### PROBLEM DESCRIPTION
Transcribe each line of the material as it is, and drop any picture.

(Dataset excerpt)
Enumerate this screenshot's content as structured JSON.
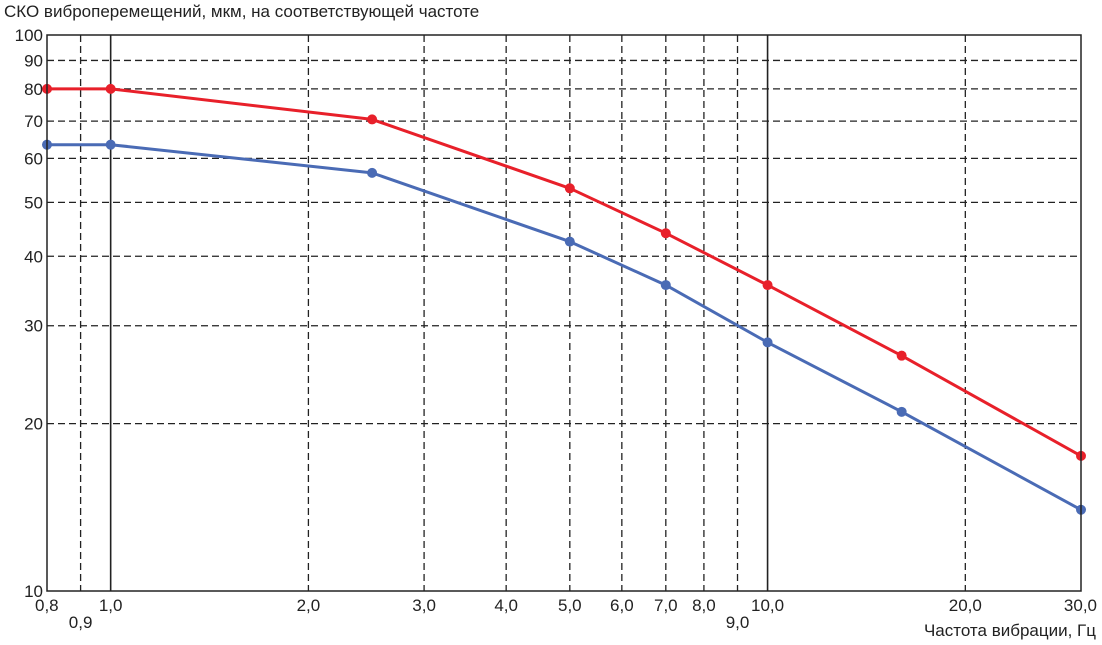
{
  "chart_data": {
    "type": "line",
    "title": "СКО виброперемещений, мкм, на соответствующей частоте",
    "xlabel": "Частота вибрации, Гц",
    "ylabel": "",
    "x_scale": "log",
    "y_scale": "log",
    "xlim": [
      0.8,
      30.0
    ],
    "ylim": [
      10,
      100
    ],
    "x_ticks": [
      {
        "value": 0.8,
        "label": "0,8"
      },
      {
        "value": 0.9,
        "label": "0,9"
      },
      {
        "value": 1.0,
        "label": "1,0"
      },
      {
        "value": 2.0,
        "label": "2,0"
      },
      {
        "value": 3.0,
        "label": "3,0"
      },
      {
        "value": 4.0,
        "label": "4,0"
      },
      {
        "value": 5.0,
        "label": "5,0"
      },
      {
        "value": 6.0,
        "label": "6,0"
      },
      {
        "value": 7.0,
        "label": "7,0"
      },
      {
        "value": 8.0,
        "label": "8,0"
      },
      {
        "value": 9.0,
        "label": "9,0"
      },
      {
        "value": 10.0,
        "label": "10,0"
      },
      {
        "value": 20.0,
        "label": "20,0"
      },
      {
        "value": 30.0,
        "label": "30,0"
      }
    ],
    "y_ticks": [
      {
        "value": 10,
        "label": "10"
      },
      {
        "value": 20,
        "label": "20"
      },
      {
        "value": 30,
        "label": "30"
      },
      {
        "value": 40,
        "label": "40"
      },
      {
        "value": 50,
        "label": "50"
      },
      {
        "value": 60,
        "label": "60"
      },
      {
        "value": 70,
        "label": "70"
      },
      {
        "value": 80,
        "label": "80"
      },
      {
        "value": 90,
        "label": "90"
      },
      {
        "value": 100,
        "label": "100"
      }
    ],
    "grid": true,
    "x_solid_lines": [
      1.0,
      10.0
    ],
    "series": [
      {
        "color": "#e8202a",
        "x": [
          0.8,
          1.0,
          2.5,
          5.0,
          7.0,
          10.0,
          16.0,
          30.0
        ],
        "y": [
          80,
          80,
          70.5,
          53,
          44,
          35.5,
          26.5,
          17.5
        ]
      },
      {
        "color": "#4a6bb5",
        "x": [
          0.8,
          1.0,
          2.5,
          5.0,
          7.0,
          10.0,
          16.0,
          30.0
        ],
        "y": [
          63.5,
          63.5,
          56.5,
          42.5,
          35.5,
          28,
          21,
          14
        ]
      }
    ]
  }
}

### THE SOLUTION
Enumerate this screenshot's content as structured JSON.
{
  "chart_data": {
    "type": "line",
    "title": "СКО виброперемещений, мкм, на соответствующей частоте",
    "xlabel": "Частота вибрации, Гц",
    "ylabel": "",
    "x_scale": "log",
    "y_scale": "log",
    "xlim": [
      0.8,
      30.0
    ],
    "ylim": [
      10,
      100
    ],
    "x_ticks": [
      {
        "value": 0.8,
        "label": "0,8"
      },
      {
        "value": 0.9,
        "label": "0,9"
      },
      {
        "value": 1.0,
        "label": "1,0"
      },
      {
        "value": 2.0,
        "label": "2,0"
      },
      {
        "value": 3.0,
        "label": "3,0"
      },
      {
        "value": 4.0,
        "label": "4,0"
      },
      {
        "value": 5.0,
        "label": "5,0"
      },
      {
        "value": 6.0,
        "label": "6,0"
      },
      {
        "value": 7.0,
        "label": "7,0"
      },
      {
        "value": 8.0,
        "label": "8,0"
      },
      {
        "value": 9.0,
        "label": "9,0"
      },
      {
        "value": 10.0,
        "label": "10,0"
      },
      {
        "value": 20.0,
        "label": "20,0"
      },
      {
        "value": 30.0,
        "label": "30,0"
      }
    ],
    "y_ticks": [
      {
        "value": 10,
        "label": "10"
      },
      {
        "value": 20,
        "label": "20"
      },
      {
        "value": 30,
        "label": "30"
      },
      {
        "value": 40,
        "label": "40"
      },
      {
        "value": 50,
        "label": "50"
      },
      {
        "value": 60,
        "label": "60"
      },
      {
        "value": 70,
        "label": "70"
      },
      {
        "value": 80,
        "label": "80"
      },
      {
        "value": 90,
        "label": "90"
      },
      {
        "value": 100,
        "label": "100"
      }
    ],
    "grid": true,
    "x_solid_lines": [
      1.0,
      10.0
    ],
    "series": [
      {
        "color": "#e8202a",
        "x": [
          0.8,
          1.0,
          2.5,
          5.0,
          7.0,
          10.0,
          16.0,
          30.0
        ],
        "y": [
          80,
          80,
          70.5,
          53,
          44,
          35.5,
          26.5,
          17.5
        ]
      },
      {
        "color": "#4a6bb5",
        "x": [
          0.8,
          1.0,
          2.5,
          5.0,
          7.0,
          10.0,
          16.0,
          30.0
        ],
        "y": [
          63.5,
          63.5,
          56.5,
          42.5,
          35.5,
          28,
          21,
          14
        ]
      }
    ]
  }
}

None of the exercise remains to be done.